PROBLEM ▸
The records below must be written out exactly, with every picture left behind.

GIVEN DATA ▸
⁂

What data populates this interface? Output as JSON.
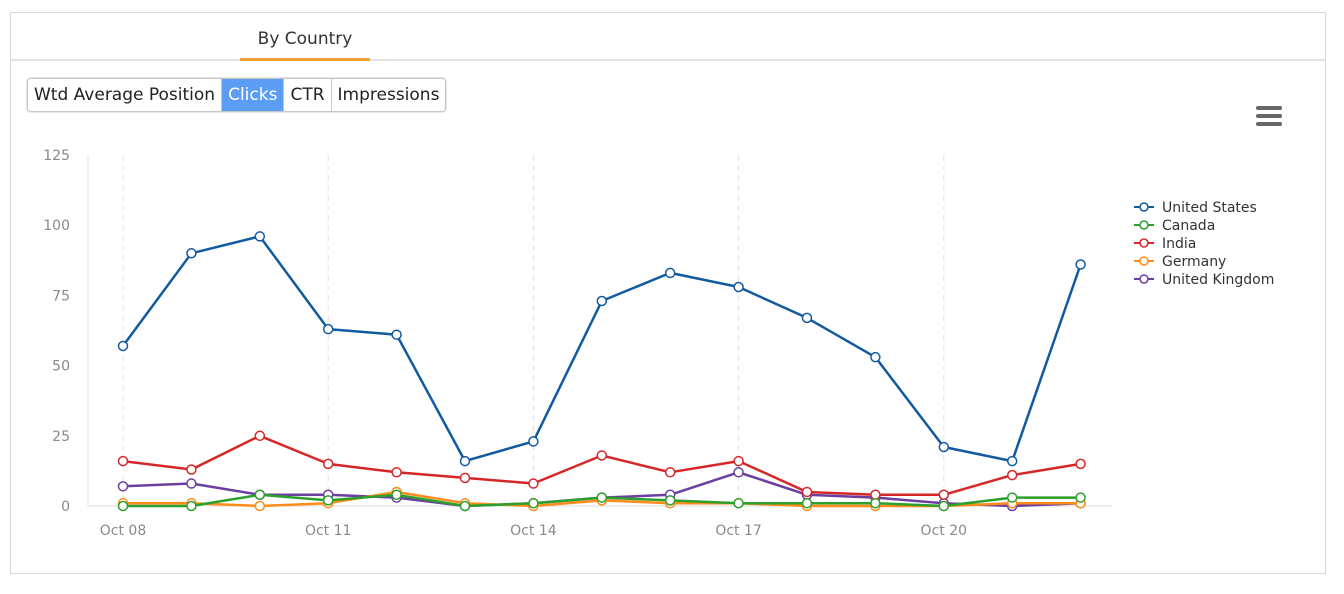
{
  "tabs": [
    {
      "label": "By Country"
    }
  ],
  "metric_buttons": [
    "Wtd Average Position",
    "Clicks",
    "CTR",
    "Impressions"
  ],
  "active_metric": "Clicks",
  "menu_icon": "hamburger-menu-icon",
  "chart_data": {
    "type": "line",
    "x": [
      "Oct 08",
      "Oct 09",
      "Oct 10",
      "Oct 11",
      "Oct 12",
      "Oct 13",
      "Oct 14",
      "Oct 15",
      "Oct 16",
      "Oct 17",
      "Oct 18",
      "Oct 19",
      "Oct 20",
      "Oct 21",
      "Oct 22"
    ],
    "x_tick_labels": [
      "Oct 08",
      "Oct 11",
      "Oct 14",
      "Oct 17",
      "Oct 20"
    ],
    "y_ticks": [
      0,
      25,
      50,
      75,
      100,
      125
    ],
    "ylim": [
      0,
      125
    ],
    "grid": "vertical dashed at x tick labels",
    "legend_position": "right",
    "series": [
      {
        "name": "United States",
        "color": "#115aa0",
        "values": [
          57,
          90,
          96,
          63,
          61,
          16,
          23,
          73,
          83,
          78,
          67,
          53,
          21,
          16,
          86
        ]
      },
      {
        "name": "Canada",
        "color": "#2ca02c",
        "values": [
          0,
          0,
          4,
          2,
          4,
          0,
          1,
          3,
          2,
          1,
          1,
          1,
          0,
          3,
          3
        ]
      },
      {
        "name": "India",
        "color": "#d62728",
        "values": [
          16,
          13,
          25,
          15,
          12,
          10,
          8,
          18,
          12,
          16,
          5,
          4,
          4,
          11,
          15
        ]
      },
      {
        "name": "Germany",
        "color": "#ff8c1a",
        "values": [
          1,
          1,
          0,
          1,
          5,
          1,
          0,
          2,
          1,
          1,
          0,
          0,
          0,
          1,
          1
        ]
      },
      {
        "name": "United Kingdom",
        "color": "#6b3fa0",
        "values": [
          7,
          8,
          4,
          4,
          3,
          0,
          1,
          3,
          4,
          12,
          4,
          3,
          1,
          0,
          1
        ]
      }
    ]
  }
}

⁂

PROBLEM SOLUTION ▸
What data populates this interface? Output as JSON.
{
  "tabs": [
    {
      "label": "By Country"
    }
  ],
  "metric_buttons": [
    "Wtd Average Position",
    "Clicks",
    "CTR",
    "Impressions"
  ],
  "active_metric": "Clicks",
  "menu_icon": "hamburger-menu-icon",
  "chart_data": {
    "type": "line",
    "x": [
      "Oct 08",
      "Oct 09",
      "Oct 10",
      "Oct 11",
      "Oct 12",
      "Oct 13",
      "Oct 14",
      "Oct 15",
      "Oct 16",
      "Oct 17",
      "Oct 18",
      "Oct 19",
      "Oct 20",
      "Oct 21",
      "Oct 22"
    ],
    "x_tick_labels": [
      "Oct 08",
      "Oct 11",
      "Oct 14",
      "Oct 17",
      "Oct 20"
    ],
    "y_ticks": [
      0,
      25,
      50,
      75,
      100,
      125
    ],
    "ylim": [
      0,
      125
    ],
    "grid": "vertical dashed at x tick labels",
    "legend_position": "right",
    "series": [
      {
        "name": "United States",
        "color": "#115aa0",
        "values": [
          57,
          90,
          96,
          63,
          61,
          16,
          23,
          73,
          83,
          78,
          67,
          53,
          21,
          16,
          86
        ]
      },
      {
        "name": "Canada",
        "color": "#2ca02c",
        "values": [
          0,
          0,
          4,
          2,
          4,
          0,
          1,
          3,
          2,
          1,
          1,
          1,
          0,
          3,
          3
        ]
      },
      {
        "name": "India",
        "color": "#d62728",
        "values": [
          16,
          13,
          25,
          15,
          12,
          10,
          8,
          18,
          12,
          16,
          5,
          4,
          4,
          11,
          15
        ]
      },
      {
        "name": "Germany",
        "color": "#ff8c1a",
        "values": [
          1,
          1,
          0,
          1,
          5,
          1,
          0,
          2,
          1,
          1,
          0,
          0,
          0,
          1,
          1
        ]
      },
      {
        "name": "United Kingdom",
        "color": "#6b3fa0",
        "values": [
          7,
          8,
          4,
          4,
          3,
          0,
          1,
          3,
          4,
          12,
          4,
          3,
          1,
          0,
          1
        ]
      }
    ]
  }
}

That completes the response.